Check each line for the string "type". Give only the count of lines that have it.

-- BEGIN Data to process --

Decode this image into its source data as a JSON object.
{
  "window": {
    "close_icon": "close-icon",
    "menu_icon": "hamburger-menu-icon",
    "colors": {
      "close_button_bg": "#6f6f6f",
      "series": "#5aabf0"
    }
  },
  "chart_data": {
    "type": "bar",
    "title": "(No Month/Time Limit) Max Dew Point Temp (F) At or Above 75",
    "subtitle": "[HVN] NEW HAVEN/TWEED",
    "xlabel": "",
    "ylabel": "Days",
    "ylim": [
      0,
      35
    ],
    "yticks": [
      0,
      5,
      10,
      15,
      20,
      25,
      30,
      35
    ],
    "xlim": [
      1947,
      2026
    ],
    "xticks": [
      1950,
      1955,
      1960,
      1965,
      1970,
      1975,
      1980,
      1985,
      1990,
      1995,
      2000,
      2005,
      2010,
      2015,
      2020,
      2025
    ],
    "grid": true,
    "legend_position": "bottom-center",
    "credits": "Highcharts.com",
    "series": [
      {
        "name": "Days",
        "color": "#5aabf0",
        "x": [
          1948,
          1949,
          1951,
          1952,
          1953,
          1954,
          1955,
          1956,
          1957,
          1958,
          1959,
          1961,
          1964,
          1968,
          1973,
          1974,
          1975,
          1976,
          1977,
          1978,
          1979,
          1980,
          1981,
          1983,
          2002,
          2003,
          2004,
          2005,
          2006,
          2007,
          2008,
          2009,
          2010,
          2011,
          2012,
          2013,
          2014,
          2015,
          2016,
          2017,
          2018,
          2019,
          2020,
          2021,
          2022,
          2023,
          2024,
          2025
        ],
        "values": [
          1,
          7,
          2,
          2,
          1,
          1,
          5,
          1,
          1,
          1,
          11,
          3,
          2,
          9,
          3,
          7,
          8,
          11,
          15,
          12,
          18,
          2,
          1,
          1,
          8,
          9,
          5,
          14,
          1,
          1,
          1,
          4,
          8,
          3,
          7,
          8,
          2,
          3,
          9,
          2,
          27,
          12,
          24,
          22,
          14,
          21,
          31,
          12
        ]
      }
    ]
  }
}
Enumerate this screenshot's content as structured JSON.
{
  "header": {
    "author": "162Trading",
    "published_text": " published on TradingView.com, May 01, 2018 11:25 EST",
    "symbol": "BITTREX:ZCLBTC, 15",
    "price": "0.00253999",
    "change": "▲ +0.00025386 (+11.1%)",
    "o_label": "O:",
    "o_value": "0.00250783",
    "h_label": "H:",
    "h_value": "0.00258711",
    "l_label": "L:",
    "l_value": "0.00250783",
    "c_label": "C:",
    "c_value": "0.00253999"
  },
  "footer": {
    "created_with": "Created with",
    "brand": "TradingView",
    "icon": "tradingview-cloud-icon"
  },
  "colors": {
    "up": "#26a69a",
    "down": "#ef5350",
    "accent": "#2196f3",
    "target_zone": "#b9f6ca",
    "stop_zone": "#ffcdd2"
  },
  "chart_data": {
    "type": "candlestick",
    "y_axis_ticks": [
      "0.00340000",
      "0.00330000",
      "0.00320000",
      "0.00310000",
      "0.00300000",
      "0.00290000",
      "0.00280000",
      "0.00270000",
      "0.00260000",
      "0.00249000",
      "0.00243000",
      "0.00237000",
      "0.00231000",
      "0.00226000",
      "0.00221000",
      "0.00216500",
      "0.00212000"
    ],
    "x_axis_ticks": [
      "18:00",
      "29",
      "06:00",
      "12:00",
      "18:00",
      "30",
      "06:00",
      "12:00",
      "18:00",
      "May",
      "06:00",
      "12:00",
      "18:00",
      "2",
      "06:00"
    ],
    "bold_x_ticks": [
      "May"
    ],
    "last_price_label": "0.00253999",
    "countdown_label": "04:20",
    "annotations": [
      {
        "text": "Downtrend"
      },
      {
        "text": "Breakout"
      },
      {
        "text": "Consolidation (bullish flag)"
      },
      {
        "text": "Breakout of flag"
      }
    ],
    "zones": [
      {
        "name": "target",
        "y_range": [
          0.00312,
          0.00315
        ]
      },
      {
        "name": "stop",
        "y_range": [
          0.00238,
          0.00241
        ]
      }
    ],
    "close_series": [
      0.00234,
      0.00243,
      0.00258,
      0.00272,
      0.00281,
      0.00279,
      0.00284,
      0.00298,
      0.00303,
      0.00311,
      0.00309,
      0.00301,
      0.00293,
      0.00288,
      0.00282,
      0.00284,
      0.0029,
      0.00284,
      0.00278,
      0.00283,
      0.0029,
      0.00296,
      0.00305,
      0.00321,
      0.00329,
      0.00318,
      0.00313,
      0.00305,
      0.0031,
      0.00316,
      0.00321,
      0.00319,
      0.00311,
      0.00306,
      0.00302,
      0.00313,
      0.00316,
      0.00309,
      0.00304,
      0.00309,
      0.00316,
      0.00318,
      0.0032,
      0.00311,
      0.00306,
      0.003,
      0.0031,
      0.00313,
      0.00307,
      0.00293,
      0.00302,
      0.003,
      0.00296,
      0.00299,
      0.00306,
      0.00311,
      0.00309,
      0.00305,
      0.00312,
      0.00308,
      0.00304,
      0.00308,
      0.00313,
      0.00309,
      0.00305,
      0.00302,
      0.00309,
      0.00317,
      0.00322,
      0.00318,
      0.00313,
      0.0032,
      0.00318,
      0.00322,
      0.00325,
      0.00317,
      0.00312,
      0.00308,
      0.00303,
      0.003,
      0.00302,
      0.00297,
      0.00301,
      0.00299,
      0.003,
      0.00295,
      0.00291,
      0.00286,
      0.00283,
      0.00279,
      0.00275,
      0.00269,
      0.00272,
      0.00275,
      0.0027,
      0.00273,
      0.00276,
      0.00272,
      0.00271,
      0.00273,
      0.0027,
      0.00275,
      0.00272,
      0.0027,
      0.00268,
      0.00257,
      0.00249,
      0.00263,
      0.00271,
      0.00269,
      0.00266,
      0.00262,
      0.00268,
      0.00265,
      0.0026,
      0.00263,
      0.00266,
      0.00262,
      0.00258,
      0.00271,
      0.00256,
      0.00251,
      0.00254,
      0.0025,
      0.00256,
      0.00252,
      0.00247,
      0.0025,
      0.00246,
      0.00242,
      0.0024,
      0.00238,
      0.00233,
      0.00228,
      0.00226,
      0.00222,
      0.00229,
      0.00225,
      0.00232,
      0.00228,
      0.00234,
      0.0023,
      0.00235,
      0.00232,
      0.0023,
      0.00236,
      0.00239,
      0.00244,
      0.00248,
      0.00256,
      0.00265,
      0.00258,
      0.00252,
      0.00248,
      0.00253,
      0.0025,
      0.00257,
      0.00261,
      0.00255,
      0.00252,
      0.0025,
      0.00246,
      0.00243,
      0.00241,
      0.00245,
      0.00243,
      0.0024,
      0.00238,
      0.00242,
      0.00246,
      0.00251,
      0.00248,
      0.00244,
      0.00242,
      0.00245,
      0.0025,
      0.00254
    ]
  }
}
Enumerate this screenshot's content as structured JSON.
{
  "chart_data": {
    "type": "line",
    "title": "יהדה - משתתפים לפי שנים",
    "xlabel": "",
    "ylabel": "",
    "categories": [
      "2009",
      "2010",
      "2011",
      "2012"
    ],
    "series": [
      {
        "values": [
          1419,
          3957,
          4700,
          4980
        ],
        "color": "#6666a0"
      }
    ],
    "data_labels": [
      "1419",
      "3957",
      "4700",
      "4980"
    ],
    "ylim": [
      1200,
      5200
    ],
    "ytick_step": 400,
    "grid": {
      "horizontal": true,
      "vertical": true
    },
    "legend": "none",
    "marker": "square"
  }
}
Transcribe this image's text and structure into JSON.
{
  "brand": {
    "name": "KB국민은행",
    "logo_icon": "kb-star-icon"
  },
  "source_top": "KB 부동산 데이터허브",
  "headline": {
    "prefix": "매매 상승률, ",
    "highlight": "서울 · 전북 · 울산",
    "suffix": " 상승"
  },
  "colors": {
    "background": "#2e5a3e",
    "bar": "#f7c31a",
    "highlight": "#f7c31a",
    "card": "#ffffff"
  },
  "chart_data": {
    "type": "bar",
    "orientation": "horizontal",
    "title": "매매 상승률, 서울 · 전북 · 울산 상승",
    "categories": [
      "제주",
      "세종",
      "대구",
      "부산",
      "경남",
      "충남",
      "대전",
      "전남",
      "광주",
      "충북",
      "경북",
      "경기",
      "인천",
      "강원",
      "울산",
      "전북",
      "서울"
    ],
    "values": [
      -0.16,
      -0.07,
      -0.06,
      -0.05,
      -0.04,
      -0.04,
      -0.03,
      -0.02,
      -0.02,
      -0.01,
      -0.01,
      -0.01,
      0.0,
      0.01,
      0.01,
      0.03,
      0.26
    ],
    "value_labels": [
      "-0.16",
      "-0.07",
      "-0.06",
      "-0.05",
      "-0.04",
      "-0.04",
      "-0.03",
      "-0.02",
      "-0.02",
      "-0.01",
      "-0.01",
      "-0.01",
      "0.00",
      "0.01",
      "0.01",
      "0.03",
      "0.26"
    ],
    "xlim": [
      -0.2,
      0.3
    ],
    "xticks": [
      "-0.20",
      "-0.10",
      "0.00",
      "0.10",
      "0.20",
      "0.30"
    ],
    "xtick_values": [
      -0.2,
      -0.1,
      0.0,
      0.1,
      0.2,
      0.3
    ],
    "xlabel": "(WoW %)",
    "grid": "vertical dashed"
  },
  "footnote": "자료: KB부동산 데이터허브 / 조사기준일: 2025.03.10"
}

-- END Data to process --

_The output:_ 4